# [Problem statement]
Find the line containing "Decode this image". Retype it and every line after it through the end of the entries, exactly as written, with nothing added.

-- START OF Provided material --

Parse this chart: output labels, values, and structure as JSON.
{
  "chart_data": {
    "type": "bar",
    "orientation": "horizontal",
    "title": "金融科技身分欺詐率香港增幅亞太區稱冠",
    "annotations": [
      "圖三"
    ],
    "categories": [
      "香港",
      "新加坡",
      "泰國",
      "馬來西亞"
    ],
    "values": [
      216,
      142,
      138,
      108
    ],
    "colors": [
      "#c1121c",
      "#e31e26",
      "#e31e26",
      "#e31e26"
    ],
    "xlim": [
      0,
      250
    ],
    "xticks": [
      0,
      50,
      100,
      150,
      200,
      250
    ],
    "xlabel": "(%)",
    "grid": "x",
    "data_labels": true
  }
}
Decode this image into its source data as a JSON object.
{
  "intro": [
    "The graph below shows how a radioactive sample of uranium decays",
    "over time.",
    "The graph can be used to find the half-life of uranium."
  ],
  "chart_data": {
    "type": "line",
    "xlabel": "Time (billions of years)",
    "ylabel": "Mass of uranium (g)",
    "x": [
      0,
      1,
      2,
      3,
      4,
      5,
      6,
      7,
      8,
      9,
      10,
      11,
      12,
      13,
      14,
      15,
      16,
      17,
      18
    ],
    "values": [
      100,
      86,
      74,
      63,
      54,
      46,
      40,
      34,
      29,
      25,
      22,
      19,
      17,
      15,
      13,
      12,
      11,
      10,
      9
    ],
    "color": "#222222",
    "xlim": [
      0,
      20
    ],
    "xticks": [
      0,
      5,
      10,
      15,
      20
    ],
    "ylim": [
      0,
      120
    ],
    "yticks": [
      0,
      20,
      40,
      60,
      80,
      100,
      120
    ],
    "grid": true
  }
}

-- END OF Provided material --

# [Response for this exercise]
Decode this image into its source data as a JSON object.
{
  "intro": [
    "The graph below shows how a radioactive sample of uranium decays",
    "over time.",
    "The graph can be used to find the half-life of uranium."
  ],
  "chart_data": {
    "type": "line",
    "xlabel": "Time (billions of years)",
    "ylabel": "Mass of uranium (g)",
    "x": [
      0,
      1,
      2,
      3,
      4,
      5,
      6,
      7,
      8,
      9,
      10,
      11,
      12,
      13,
      14,
      15,
      16,
      17,
      18
    ],
    "values": [
      100,
      86,
      74,
      63,
      54,
      46,
      40,
      34,
      29,
      25,
      22,
      19,
      17,
      15,
      13,
      12,
      11,
      10,
      9
    ],
    "color": "#222222",
    "xlim": [
      0,
      20
    ],
    "xticks": [
      0,
      5,
      10,
      15,
      20
    ],
    "ylim": [
      0,
      120
    ],
    "yticks": [
      0,
      20,
      40,
      60,
      80,
      100,
      120
    ],
    "grid": true
  }
}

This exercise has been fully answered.